-- BEGIN Given records --
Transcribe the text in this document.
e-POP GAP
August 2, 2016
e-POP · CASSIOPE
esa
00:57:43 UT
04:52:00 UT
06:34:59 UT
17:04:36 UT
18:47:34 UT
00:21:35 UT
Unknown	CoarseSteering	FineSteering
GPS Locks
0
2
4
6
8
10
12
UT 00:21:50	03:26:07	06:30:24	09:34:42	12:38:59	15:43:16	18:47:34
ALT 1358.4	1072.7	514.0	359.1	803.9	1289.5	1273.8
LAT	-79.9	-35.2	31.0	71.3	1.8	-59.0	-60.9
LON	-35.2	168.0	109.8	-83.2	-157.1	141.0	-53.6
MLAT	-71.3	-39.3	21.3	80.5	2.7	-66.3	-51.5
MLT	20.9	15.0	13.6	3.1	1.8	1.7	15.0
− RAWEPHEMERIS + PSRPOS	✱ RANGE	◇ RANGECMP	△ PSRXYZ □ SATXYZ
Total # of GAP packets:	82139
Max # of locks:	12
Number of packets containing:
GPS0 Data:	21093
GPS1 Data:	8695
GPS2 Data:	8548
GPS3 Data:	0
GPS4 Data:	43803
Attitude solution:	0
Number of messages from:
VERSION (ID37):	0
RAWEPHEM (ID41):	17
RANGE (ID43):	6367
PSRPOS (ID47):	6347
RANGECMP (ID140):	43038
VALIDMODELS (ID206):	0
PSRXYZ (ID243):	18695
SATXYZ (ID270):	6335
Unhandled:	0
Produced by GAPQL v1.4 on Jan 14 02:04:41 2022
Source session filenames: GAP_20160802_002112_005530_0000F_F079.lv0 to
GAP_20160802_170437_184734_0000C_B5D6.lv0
-- END Given records --
Reproduce each line verbatim.

Transcribe the text in this document.
e-POP GAP
August 2, 2016
e-POP · CASSIOPE
esa
00:57:43 UT
04:52:00 UT
06:34:59 UT
17:04:36 UT
18:47:34 UT
00:21:35 UT
Unknown	CoarseSteering	FineSteering
GPS Locks
0
2
4
6
8
10
12
UT 00:21:50	03:26:07	06:30:24	09:34:42	12:38:59	15:43:16	18:47:34
ALT 1358.4	1072.7	514.0	359.1	803.9	1289.5	1273.8
LAT	-79.9	-35.2	31.0	71.3	1.8	-59.0	-60.9
LON	-35.2	168.0	109.8	-83.2	-157.1	141.0	-53.6
MLAT	-71.3	-39.3	21.3	80.5	2.7	-66.3	-51.5
MLT	20.9	15.0	13.6	3.1	1.8	1.7	15.0
− RAWEPHEMERIS + PSRPOS	✱ RANGE	◇ RANGECMP	△ PSRXYZ □ SATXYZ
Total # of GAP packets:	82139
Max # of locks:	12
Number of packets containing:
GPS0 Data:	21093
GPS1 Data:	8695
GPS2 Data:	8548
GPS3 Data:	0
GPS4 Data:	43803
Attitude solution:	0
Number of messages from:
VERSION (ID37):	0
RAWEPHEM (ID41):	17
RANGE (ID43):	6367
PSRPOS (ID47):	6347
RANGECMP (ID140):	43038
VALIDMODELS (ID206):	0
PSRXYZ (ID243):	18695
SATXYZ (ID270):	6335
Unhandled:	0
Produced by GAPQL v1.4 on Jan 14 02:04:41 2022
Source session filenames: GAP_20160802_002112_005530_0000F_F079.lv0 to
GAP_20160802_170437_184734_0000C_B5D6.lv0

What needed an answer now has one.